(Collection entries)
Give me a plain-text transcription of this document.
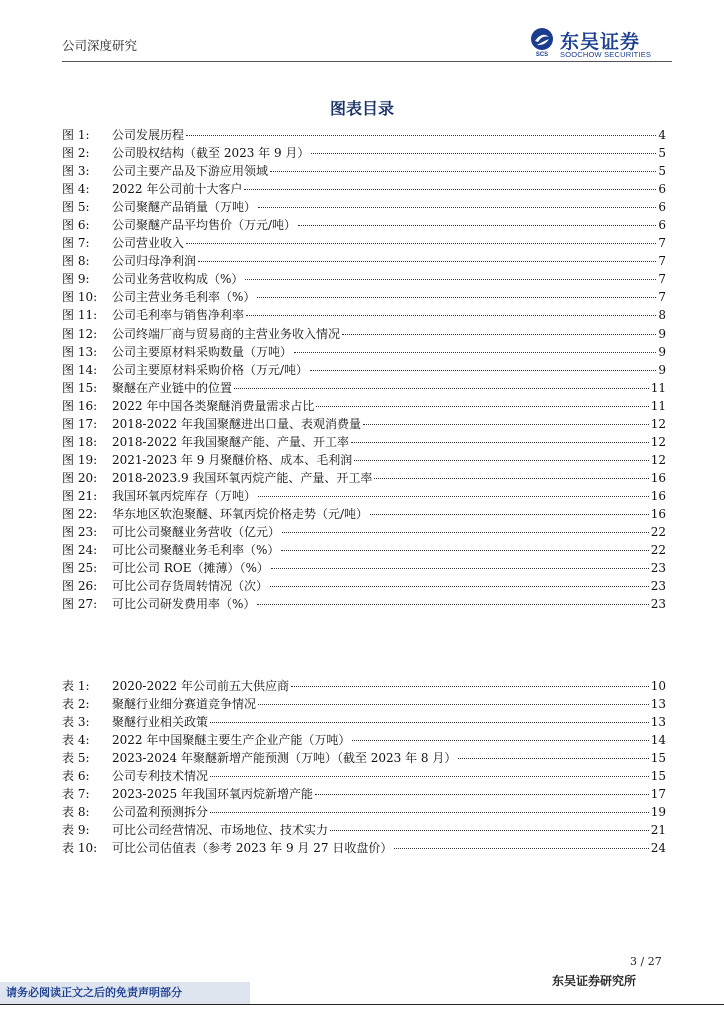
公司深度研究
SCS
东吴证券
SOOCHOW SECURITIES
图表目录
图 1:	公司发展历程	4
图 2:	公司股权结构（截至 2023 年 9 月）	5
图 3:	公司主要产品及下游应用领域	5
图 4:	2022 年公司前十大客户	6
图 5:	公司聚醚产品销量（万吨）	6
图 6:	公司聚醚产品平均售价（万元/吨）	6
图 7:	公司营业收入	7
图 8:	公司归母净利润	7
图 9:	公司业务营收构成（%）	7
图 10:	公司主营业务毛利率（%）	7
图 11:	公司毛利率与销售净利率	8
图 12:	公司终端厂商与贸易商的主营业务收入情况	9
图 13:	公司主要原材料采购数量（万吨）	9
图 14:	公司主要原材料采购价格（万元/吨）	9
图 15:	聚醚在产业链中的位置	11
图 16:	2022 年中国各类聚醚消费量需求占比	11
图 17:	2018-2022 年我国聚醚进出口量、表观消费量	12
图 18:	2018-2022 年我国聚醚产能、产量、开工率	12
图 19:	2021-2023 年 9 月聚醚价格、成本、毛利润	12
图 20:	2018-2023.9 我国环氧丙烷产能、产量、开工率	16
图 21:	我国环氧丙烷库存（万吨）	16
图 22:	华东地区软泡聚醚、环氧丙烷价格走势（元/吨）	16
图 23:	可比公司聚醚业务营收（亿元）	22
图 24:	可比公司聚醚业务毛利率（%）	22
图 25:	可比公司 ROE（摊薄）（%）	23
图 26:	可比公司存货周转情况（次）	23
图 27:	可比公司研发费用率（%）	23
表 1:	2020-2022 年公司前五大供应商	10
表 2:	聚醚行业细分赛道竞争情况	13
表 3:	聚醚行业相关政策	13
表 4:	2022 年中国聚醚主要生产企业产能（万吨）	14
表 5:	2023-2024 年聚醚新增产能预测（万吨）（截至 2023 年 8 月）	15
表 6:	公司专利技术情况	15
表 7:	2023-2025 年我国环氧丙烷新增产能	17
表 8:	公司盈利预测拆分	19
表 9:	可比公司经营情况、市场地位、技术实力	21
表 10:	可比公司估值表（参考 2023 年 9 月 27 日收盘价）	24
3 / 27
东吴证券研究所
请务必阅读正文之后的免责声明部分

...

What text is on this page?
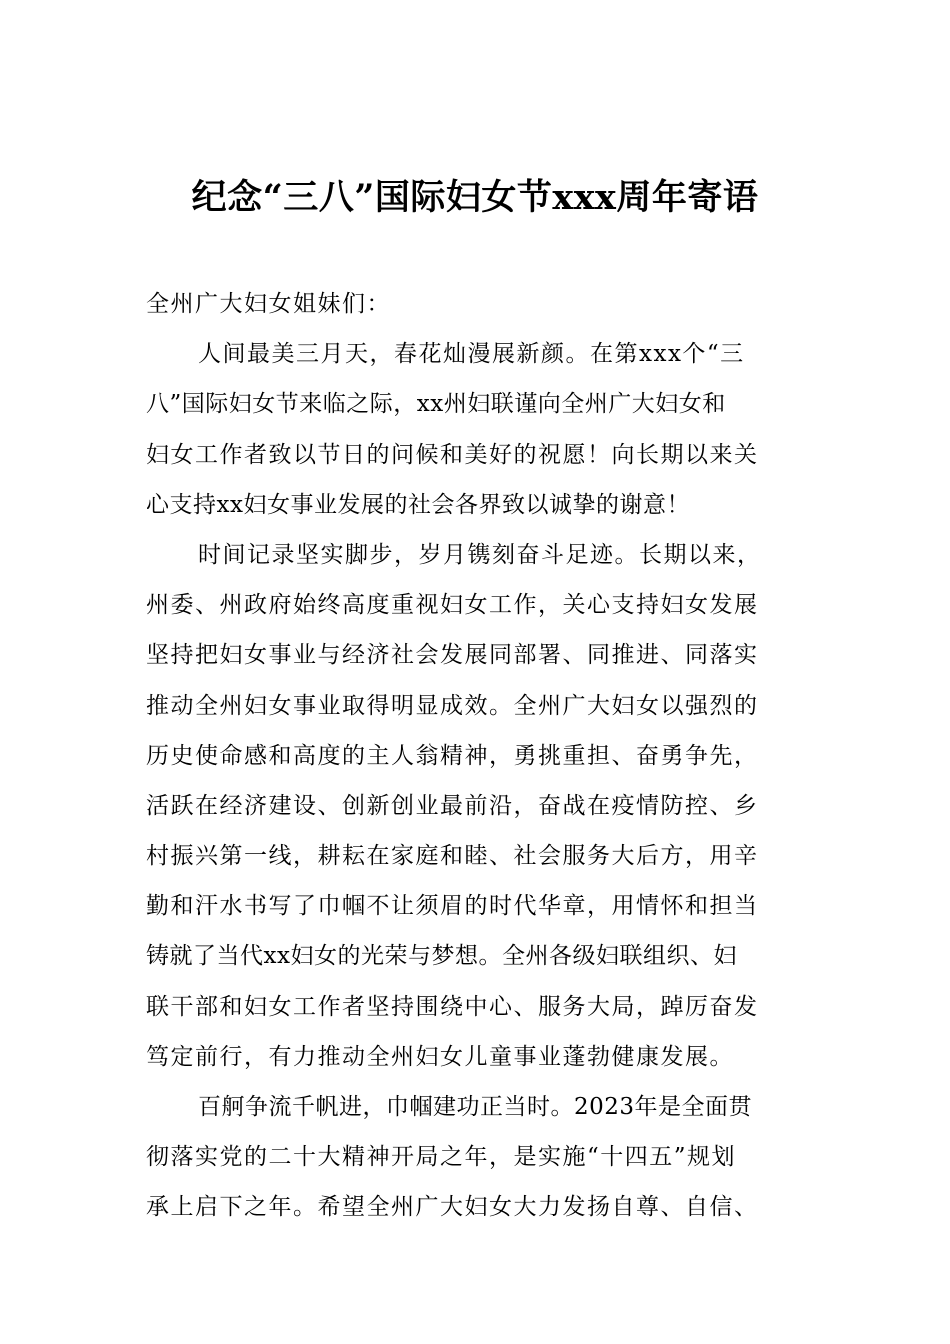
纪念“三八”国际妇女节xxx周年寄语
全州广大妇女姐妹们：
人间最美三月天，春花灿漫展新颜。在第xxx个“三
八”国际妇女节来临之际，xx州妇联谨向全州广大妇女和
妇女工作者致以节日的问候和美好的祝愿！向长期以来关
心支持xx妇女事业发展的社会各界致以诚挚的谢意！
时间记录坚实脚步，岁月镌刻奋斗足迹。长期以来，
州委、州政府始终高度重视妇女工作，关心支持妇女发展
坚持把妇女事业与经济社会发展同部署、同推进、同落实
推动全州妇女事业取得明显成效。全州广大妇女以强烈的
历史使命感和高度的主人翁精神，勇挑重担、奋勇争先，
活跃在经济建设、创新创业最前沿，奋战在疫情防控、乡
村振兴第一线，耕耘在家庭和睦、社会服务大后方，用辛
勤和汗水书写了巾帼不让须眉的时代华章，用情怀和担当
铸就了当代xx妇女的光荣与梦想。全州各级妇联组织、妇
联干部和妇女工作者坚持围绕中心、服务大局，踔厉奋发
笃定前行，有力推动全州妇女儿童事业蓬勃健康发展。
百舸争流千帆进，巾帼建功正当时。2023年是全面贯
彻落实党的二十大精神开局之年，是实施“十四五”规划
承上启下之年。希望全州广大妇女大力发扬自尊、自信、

## [Exercise prompt]
Which lines in the listing above hold the word "this"? Show each of them.

## [Exercise solution]
Give me a plain-text transcription of this document.
What text is on this page?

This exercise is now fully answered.